__What you will do__: Look through the lines below and extract any with the word "상호관세".

__Provided records__:
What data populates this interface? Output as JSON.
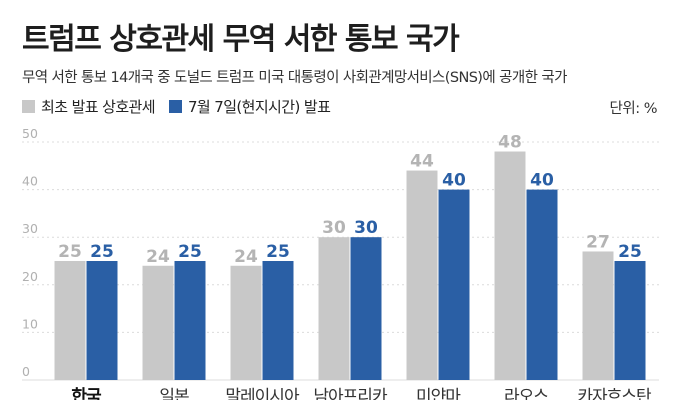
{
  "title": "트럼프 상호관세 무역 서한 통보 국가",
  "subtitle": "무역 서한 통보 14개국 중 도널드 트럼프 미국 대통령이 사회관계망서비스(SNS)에 공개한 국가",
  "unit": "단위: %",
  "colors": {
    "initial": "#c8c8c8",
    "july7": "#2a5fa5",
    "initial_label": "#b4b4b4",
    "july7_label": "#2a5fa5",
    "grid": "#dcdcdc",
    "axis_text": "#b0b0b0"
  },
  "chart_data": {
    "type": "bar",
    "title": "트럼프 상호관세 무역 서한 통보 국가",
    "categories": [
      "한국",
      "일본",
      "말레이시아",
      "남아프리카",
      "미얀마",
      "라오스",
      "카자흐스탄"
    ],
    "series": [
      {
        "name": "최초 발표 상호관세",
        "values": [
          25,
          24,
          24,
          30,
          44,
          48,
          27
        ]
      },
      {
        "name": "7월 7일(현지시간) 발표",
        "values": [
          25,
          25,
          25,
          30,
          40,
          40,
          25
        ]
      }
    ],
    "ylim": [
      0,
      50
    ],
    "yticks": [
      0,
      10,
      20,
      30,
      40,
      50
    ],
    "grid": true,
    "highlight_category": "한국",
    "legend_position": "top-left"
  }
}
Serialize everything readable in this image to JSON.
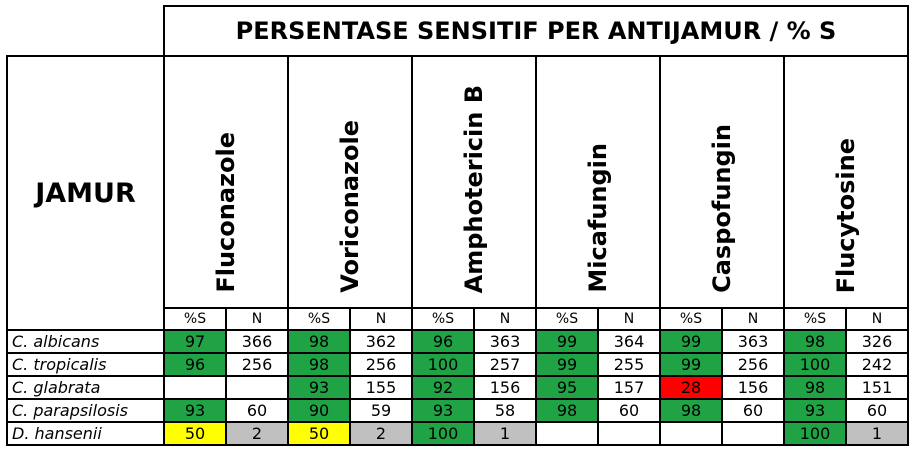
{
  "header": {
    "title": "PERSENTASE SENSITIF PER ANTIJAMUR / % S",
    "row_label": "JAMUR",
    "sub_s": "%S",
    "sub_n": "N"
  },
  "drugs": [
    "Fluconazole",
    "Voriconazole",
    "Amphotericin B",
    "Micafungin",
    "Caspofungin",
    "Flucytosine"
  ],
  "rows": [
    {
      "name": "C. albicans",
      "cells": [
        [
          "97",
          "g"
        ],
        [
          "366",
          ""
        ],
        [
          "98",
          "g"
        ],
        [
          "362",
          ""
        ],
        [
          "96",
          "g"
        ],
        [
          "363",
          ""
        ],
        [
          "99",
          "g"
        ],
        [
          "364",
          ""
        ],
        [
          "99",
          "g"
        ],
        [
          "363",
          ""
        ],
        [
          "98",
          "g"
        ],
        [
          "326",
          ""
        ]
      ]
    },
    {
      "name": "C. tropicalis",
      "cells": [
        [
          "96",
          "g"
        ],
        [
          "256",
          ""
        ],
        [
          "98",
          "g"
        ],
        [
          "256",
          ""
        ],
        [
          "100",
          "g"
        ],
        [
          "257",
          ""
        ],
        [
          "99",
          "g"
        ],
        [
          "255",
          ""
        ],
        [
          "99",
          "g"
        ],
        [
          "256",
          ""
        ],
        [
          "100",
          "g"
        ],
        [
          "242",
          ""
        ]
      ]
    },
    {
      "name": "C. glabrata",
      "cells": [
        [
          "",
          "box"
        ],
        [
          "",
          "box"
        ],
        [
          "93",
          "g"
        ],
        [
          "155",
          ""
        ],
        [
          "92",
          "g"
        ],
        [
          "156",
          ""
        ],
        [
          "95",
          "g"
        ],
        [
          "157",
          ""
        ],
        [
          "28",
          "r"
        ],
        [
          "156",
          ""
        ],
        [
          "98",
          "g"
        ],
        [
          "151",
          ""
        ]
      ]
    },
    {
      "name": "C. parapsilosis",
      "cells": [
        [
          "93",
          "g"
        ],
        [
          "60",
          ""
        ],
        [
          "90",
          "g"
        ],
        [
          "59",
          ""
        ],
        [
          "93",
          "g"
        ],
        [
          "58",
          ""
        ],
        [
          "98",
          "g"
        ],
        [
          "60",
          ""
        ],
        [
          "98",
          "g"
        ],
        [
          "60",
          ""
        ],
        [
          "93",
          "g"
        ],
        [
          "60",
          ""
        ]
      ]
    },
    {
      "name": "D. hansenii",
      "cells": [
        [
          "50",
          "y"
        ],
        [
          "2",
          "gr"
        ],
        [
          "50",
          "y"
        ],
        [
          "2",
          "gr"
        ],
        [
          "100",
          "g"
        ],
        [
          "1",
          "gr"
        ],
        [
          "",
          ""
        ],
        [
          "",
          ""
        ],
        [
          "",
          ""
        ],
        [
          "",
          ""
        ],
        [
          "100",
          "g"
        ],
        [
          "1",
          "gr"
        ]
      ]
    }
  ],
  "colors": {
    "green": "#1fa345",
    "yellow": "#ffff00",
    "red": "#ff0000",
    "grey": "#c0c0c0"
  }
}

__Problem solution__:
  "title": "트럼프 상호관세 무역 서한 통보 국가",
    "title": "트럼프 상호관세 무역 서한 통보 국가",
        "name": "최초 발표 상호관세",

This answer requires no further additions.